> What to do: Only lines with the word "esté" are needed; collect each of them from the listing below.

> Given entries:
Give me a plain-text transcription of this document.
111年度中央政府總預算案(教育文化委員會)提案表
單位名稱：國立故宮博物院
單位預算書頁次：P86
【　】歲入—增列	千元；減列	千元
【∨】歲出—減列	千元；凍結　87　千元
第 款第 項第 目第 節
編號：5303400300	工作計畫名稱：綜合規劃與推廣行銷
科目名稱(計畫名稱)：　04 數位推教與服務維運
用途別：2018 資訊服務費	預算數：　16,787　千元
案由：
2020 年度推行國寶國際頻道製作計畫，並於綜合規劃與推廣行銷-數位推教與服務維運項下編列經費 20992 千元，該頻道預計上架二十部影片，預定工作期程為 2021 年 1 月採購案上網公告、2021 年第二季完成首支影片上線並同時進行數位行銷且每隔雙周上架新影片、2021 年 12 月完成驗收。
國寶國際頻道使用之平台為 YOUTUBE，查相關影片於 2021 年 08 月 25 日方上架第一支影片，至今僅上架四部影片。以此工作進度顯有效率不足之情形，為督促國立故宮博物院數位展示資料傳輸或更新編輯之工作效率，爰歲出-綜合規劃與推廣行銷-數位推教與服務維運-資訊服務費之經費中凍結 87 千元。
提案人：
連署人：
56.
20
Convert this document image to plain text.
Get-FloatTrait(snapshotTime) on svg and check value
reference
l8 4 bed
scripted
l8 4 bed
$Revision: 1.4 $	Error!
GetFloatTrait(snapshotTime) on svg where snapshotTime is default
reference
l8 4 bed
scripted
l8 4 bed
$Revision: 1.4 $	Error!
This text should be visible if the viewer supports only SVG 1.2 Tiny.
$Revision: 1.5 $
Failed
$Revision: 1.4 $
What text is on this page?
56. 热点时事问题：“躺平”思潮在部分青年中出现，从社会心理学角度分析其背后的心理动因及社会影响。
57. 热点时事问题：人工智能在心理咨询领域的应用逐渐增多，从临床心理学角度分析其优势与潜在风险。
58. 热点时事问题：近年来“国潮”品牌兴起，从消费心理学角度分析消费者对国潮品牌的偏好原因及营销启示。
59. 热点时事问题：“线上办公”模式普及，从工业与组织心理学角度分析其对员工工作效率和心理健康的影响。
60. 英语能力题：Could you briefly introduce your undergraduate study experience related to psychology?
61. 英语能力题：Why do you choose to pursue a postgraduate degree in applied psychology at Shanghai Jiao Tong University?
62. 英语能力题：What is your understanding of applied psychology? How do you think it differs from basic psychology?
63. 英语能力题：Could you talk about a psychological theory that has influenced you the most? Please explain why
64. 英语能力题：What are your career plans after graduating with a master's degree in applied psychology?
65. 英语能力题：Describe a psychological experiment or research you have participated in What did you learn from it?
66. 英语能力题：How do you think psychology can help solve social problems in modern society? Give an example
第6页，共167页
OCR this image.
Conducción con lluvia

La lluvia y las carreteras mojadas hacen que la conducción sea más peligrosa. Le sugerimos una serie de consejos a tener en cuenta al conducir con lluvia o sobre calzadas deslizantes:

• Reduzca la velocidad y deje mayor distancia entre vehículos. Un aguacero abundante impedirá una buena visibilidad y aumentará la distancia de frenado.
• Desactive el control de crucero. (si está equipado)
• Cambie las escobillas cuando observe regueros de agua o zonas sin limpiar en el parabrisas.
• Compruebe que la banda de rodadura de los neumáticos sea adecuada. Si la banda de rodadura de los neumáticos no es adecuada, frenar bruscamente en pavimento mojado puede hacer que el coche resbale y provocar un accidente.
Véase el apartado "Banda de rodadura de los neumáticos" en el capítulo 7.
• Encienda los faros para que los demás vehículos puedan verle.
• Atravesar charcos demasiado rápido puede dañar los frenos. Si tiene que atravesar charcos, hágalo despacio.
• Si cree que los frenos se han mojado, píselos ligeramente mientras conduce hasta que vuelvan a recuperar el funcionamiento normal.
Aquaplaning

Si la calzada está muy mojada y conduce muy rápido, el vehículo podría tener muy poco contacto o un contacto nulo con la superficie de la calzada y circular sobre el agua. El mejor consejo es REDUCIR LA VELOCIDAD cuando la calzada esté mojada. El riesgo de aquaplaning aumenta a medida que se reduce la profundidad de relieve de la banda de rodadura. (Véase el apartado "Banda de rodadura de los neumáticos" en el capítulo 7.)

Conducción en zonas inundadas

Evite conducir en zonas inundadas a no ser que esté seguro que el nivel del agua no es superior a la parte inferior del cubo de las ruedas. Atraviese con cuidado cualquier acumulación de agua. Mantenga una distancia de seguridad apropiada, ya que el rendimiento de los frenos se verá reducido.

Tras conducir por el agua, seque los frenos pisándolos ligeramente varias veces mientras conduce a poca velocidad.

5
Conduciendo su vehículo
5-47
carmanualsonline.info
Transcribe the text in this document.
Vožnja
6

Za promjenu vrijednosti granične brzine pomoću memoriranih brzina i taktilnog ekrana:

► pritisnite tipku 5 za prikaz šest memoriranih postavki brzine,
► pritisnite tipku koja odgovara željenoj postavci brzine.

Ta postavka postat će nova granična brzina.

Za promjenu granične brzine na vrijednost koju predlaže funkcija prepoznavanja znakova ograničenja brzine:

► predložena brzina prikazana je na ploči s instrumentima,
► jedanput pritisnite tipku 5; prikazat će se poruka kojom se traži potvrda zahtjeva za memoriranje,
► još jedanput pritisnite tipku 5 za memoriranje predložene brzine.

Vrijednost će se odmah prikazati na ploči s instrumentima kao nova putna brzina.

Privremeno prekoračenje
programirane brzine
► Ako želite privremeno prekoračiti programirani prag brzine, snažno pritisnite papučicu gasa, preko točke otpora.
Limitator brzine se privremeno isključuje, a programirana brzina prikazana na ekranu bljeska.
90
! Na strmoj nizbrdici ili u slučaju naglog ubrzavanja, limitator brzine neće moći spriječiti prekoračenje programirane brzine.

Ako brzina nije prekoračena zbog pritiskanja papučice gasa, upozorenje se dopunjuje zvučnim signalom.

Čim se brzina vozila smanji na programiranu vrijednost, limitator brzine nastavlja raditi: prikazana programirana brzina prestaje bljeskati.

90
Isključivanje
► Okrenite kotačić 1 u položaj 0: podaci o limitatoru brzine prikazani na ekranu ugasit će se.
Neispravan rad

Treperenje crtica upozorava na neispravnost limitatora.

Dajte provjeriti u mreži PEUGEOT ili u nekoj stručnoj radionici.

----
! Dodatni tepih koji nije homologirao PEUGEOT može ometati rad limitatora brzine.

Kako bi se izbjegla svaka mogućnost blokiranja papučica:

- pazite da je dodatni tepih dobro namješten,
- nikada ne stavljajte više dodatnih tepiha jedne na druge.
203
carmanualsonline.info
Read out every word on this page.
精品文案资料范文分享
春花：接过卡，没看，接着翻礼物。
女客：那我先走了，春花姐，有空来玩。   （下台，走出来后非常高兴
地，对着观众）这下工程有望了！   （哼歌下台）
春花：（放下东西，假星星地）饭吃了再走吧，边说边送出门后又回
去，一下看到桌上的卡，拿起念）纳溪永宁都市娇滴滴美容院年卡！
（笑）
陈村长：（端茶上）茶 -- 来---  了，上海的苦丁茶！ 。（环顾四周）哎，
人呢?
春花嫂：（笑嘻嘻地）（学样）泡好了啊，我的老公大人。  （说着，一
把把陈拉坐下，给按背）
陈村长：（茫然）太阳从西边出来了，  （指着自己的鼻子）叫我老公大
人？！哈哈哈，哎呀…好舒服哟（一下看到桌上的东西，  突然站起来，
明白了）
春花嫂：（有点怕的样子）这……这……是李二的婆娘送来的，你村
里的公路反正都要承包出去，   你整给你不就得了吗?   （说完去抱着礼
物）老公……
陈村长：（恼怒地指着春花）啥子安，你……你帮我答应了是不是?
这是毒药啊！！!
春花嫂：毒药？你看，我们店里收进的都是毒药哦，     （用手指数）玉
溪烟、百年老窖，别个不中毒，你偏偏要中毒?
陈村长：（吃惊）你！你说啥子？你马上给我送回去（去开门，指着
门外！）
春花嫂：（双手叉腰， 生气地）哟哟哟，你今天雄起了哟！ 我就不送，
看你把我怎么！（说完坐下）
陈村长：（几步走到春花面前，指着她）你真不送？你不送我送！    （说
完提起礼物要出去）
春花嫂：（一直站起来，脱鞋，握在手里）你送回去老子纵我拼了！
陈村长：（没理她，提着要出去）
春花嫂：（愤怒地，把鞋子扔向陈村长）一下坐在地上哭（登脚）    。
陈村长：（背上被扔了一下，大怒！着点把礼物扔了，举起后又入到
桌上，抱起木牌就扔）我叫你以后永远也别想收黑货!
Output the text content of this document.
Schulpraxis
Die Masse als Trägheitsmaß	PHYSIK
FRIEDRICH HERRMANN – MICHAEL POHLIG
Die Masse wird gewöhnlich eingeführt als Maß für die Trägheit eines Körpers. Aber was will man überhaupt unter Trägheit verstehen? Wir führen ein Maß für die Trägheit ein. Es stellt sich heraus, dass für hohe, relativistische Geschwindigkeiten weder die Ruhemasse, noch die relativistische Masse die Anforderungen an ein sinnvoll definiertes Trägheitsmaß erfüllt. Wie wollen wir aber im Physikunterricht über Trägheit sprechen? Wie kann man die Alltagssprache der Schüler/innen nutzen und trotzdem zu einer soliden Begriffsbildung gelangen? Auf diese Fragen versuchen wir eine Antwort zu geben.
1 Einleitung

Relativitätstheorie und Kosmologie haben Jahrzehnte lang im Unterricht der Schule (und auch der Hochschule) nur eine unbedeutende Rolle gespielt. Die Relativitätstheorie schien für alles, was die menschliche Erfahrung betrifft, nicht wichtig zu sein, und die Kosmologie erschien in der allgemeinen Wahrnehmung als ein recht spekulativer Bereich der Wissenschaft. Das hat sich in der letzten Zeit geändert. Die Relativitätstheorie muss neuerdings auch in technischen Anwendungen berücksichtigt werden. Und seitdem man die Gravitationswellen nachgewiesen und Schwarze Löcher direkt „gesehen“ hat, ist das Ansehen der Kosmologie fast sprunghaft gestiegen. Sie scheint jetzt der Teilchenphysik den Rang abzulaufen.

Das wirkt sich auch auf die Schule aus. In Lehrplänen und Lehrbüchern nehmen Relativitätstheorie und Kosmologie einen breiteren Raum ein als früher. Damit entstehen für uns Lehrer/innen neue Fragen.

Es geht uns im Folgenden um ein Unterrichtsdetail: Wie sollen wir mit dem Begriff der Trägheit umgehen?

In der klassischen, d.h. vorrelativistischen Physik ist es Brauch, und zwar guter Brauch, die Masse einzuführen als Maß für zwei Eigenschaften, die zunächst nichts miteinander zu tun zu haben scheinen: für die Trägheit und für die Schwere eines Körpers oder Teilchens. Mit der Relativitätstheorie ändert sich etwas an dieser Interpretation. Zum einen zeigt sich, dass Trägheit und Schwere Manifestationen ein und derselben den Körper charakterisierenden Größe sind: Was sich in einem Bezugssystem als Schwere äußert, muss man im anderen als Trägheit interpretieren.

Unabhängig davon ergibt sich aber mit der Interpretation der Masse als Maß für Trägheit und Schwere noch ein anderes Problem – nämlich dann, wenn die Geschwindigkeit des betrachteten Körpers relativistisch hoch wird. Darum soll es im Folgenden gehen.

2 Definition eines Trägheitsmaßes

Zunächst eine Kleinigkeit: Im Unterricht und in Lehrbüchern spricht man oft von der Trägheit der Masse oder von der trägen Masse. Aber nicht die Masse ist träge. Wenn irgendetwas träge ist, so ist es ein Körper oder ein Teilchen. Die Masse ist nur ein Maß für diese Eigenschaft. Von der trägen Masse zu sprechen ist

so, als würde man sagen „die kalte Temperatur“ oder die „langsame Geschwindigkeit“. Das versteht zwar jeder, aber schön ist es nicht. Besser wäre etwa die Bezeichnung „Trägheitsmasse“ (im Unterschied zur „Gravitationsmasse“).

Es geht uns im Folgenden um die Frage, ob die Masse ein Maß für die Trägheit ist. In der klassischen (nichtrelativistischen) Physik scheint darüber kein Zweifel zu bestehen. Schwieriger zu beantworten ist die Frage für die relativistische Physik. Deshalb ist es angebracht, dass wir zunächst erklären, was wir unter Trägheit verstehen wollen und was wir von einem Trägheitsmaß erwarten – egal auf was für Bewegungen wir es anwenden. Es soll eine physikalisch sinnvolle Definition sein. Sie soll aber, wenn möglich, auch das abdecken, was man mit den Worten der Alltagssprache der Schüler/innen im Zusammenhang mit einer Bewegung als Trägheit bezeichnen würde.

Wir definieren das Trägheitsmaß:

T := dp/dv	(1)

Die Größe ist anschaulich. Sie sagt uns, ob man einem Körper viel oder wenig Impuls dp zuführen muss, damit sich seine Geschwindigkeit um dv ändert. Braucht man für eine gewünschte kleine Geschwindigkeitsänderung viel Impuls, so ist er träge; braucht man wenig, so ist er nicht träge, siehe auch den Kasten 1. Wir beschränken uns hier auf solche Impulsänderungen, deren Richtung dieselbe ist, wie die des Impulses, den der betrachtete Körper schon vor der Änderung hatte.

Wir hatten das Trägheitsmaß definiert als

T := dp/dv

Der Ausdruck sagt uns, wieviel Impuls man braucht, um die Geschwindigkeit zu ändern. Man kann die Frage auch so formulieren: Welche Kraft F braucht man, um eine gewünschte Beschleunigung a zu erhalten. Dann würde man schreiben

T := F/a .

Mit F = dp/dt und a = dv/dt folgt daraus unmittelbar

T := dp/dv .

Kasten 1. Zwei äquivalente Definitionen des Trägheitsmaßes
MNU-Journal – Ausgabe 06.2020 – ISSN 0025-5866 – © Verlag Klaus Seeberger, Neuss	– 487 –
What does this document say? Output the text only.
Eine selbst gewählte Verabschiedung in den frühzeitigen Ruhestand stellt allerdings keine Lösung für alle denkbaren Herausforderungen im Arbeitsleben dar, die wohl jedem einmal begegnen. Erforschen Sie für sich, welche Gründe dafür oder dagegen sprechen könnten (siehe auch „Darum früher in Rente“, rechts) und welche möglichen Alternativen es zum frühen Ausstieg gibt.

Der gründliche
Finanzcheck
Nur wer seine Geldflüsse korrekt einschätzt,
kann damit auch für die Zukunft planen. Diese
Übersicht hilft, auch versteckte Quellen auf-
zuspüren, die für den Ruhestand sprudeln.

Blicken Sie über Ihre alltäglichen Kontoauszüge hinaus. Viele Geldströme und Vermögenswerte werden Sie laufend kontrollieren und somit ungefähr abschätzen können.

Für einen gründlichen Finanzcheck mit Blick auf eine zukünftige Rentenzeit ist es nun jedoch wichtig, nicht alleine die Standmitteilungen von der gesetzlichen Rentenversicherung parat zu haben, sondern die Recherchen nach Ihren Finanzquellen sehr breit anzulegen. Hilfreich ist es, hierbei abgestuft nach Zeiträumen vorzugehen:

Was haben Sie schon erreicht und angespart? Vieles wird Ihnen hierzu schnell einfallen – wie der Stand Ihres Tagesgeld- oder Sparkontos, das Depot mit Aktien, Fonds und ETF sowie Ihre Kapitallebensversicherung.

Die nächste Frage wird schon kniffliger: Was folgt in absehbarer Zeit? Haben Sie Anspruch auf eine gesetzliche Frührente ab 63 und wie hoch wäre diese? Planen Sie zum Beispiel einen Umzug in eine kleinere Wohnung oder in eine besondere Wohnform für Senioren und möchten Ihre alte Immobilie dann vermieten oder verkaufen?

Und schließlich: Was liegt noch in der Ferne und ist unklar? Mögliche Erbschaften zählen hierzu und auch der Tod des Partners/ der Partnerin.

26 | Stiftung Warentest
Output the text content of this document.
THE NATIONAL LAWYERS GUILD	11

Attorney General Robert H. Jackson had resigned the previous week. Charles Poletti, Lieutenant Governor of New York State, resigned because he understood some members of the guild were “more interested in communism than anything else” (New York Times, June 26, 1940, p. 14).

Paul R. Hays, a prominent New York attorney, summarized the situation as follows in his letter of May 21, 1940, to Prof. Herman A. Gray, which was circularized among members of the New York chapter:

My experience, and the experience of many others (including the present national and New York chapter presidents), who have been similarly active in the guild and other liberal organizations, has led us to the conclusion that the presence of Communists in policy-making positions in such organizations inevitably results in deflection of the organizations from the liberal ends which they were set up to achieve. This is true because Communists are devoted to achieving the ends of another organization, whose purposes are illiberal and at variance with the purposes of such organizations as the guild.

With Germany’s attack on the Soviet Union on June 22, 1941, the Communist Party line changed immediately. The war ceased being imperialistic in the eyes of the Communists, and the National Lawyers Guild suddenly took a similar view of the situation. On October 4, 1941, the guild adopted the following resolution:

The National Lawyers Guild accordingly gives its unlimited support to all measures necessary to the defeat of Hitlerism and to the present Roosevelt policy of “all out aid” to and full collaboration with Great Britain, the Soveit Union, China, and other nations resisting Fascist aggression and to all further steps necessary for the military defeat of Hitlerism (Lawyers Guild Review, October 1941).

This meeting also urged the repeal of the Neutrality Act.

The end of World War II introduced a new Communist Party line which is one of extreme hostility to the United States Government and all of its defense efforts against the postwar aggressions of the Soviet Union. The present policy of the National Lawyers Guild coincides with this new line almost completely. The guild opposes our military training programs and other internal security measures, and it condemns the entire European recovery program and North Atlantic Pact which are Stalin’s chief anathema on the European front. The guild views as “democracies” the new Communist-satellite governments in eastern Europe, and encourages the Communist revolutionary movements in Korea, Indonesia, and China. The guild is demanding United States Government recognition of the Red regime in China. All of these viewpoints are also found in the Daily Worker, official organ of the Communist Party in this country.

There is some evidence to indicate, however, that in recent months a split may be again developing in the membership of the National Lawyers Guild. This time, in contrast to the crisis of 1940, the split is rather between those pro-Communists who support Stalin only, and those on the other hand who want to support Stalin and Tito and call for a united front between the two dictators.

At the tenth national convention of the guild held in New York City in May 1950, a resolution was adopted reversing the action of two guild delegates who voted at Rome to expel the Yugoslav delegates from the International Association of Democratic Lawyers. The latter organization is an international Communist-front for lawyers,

> Result below:
Si la calzada está muy mojada y conduce muy rápido, el vehículo podría tener muy poco contacto o un contacto nulo con la superficie de la calzada y circular sobre el agua. El mejor consejo es REDUCIR LA VELOCIDAD cuando la calzada esté mojada. El riesgo de aquaplaning aumenta a medida que se reduce la profundidad de relieve de la banda de rodadura. (Véase el apartado "Banda de rodadura de los neumáticos" en el capítulo 7.)
Evite conducir en zonas inundadas a no ser que esté seguro que el nivel del agua no es superior a la parte inferior del cubo de las ruedas. Atraviese con cuidado cualquier acumulación de agua. Mantenga una distancia de seguridad apropiada, ya que el rendimiento de los frenos se verá reducido.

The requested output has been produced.